### Written request
Every line of the material below must be repeated exactly.

### Information provided
════════
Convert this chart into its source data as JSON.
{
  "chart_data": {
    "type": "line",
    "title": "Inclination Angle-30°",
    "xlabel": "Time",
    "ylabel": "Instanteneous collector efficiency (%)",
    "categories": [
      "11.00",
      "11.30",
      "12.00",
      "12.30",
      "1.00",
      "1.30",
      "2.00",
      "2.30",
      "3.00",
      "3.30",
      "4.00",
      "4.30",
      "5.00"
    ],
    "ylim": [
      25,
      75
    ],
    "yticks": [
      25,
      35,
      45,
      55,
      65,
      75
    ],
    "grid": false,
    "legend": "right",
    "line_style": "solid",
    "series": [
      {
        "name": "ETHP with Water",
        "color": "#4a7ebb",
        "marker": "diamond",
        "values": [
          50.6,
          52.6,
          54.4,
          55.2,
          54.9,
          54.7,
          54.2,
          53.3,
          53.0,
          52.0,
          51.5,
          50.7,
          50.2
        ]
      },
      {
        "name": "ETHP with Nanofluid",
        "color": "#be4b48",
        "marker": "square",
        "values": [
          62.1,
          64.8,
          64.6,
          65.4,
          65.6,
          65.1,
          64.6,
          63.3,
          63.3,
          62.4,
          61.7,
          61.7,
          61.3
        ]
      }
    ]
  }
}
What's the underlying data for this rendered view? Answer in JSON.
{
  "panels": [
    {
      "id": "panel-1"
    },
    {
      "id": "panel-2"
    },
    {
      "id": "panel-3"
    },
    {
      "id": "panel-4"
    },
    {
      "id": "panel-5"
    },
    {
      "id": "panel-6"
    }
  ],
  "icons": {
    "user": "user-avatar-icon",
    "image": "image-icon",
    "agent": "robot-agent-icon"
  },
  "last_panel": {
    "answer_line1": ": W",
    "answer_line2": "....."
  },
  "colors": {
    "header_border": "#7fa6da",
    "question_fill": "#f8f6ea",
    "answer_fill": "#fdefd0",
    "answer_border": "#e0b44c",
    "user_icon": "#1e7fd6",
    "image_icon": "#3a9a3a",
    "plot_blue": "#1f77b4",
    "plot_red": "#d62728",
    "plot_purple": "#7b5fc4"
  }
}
════════
### Reply to the exercise
Convert this chart into its source data as JSON.
{
  "chart_data": {
    "type": "line",
    "title": "Inclination Angle-30°",
    "xlabel": "Time",
    "ylabel": "Instanteneous collector efficiency (%)",
    "categories": [
      "11.00",
      "11.30",
      "12.00",
      "12.30",
      "1.00",
      "1.30",
      "2.00",
      "2.30",
      "3.00",
      "3.30",
      "4.00",
      "4.30",
      "5.00"
    ],
    "ylim": [
      25,
      75
    ],
    "yticks": [
      25,
      35,
      45,
      55,
      65,
      75
    ],
    "grid": false,
    "legend": "right",
    "line_style": "solid",
    "series": [
      {
        "name": "ETHP with Water",
        "color": "#4a7ebb",
        "marker": "diamond",
        "values": [
          50.6,
          52.6,
          54.4,
          55.2,
          54.9,
          54.7,
          54.2,
          53.3,
          53.0,
          52.0,
          51.5,
          50.7,
          50.2
        ]
      },
      {
        "name": "ETHP with Nanofluid",
        "color": "#be4b48",
        "marker": "square",
        "values": [
          62.1,
          64.8,
          64.6,
          65.4,
          65.6,
          65.1,
          64.6,
          63.3,
          63.3,
          62.4,
          61.7,
          61.7,
          61.3
        ]
      }
    ]
  }
}
What's the underlying data for this rendered view? Answer in JSON.
{
  "panels": [
    {
      "id": "panel-1"
    },
    {
      "id": "panel-2"
    },
    {
      "id": "panel-3"
    },
    {
      "id": "panel-4"
    },
    {
      "id": "panel-5"
    },
    {
      "id": "panel-6"
    }
  ],
  "icons": {
    "user": "user-avatar-icon",
    "image": "image-icon",
    "agent": "robot-agent-icon"
  },
  "last_panel": {
    "answer_line1": ": W",
    "answer_line2": "....."
  },
  "colors": {
    "header_border": "#7fa6da",
    "question_fill": "#f8f6ea",
    "answer_fill": "#fdefd0",
    "answer_border": "#e0b44c",
    "user_icon": "#1e7fd6",
    "image_icon": "#3a9a3a",
    "plot_blue": "#1f77b4",
    "plot_red": "#d62728",
    "plot_purple": "#7b5fc4"
  }
}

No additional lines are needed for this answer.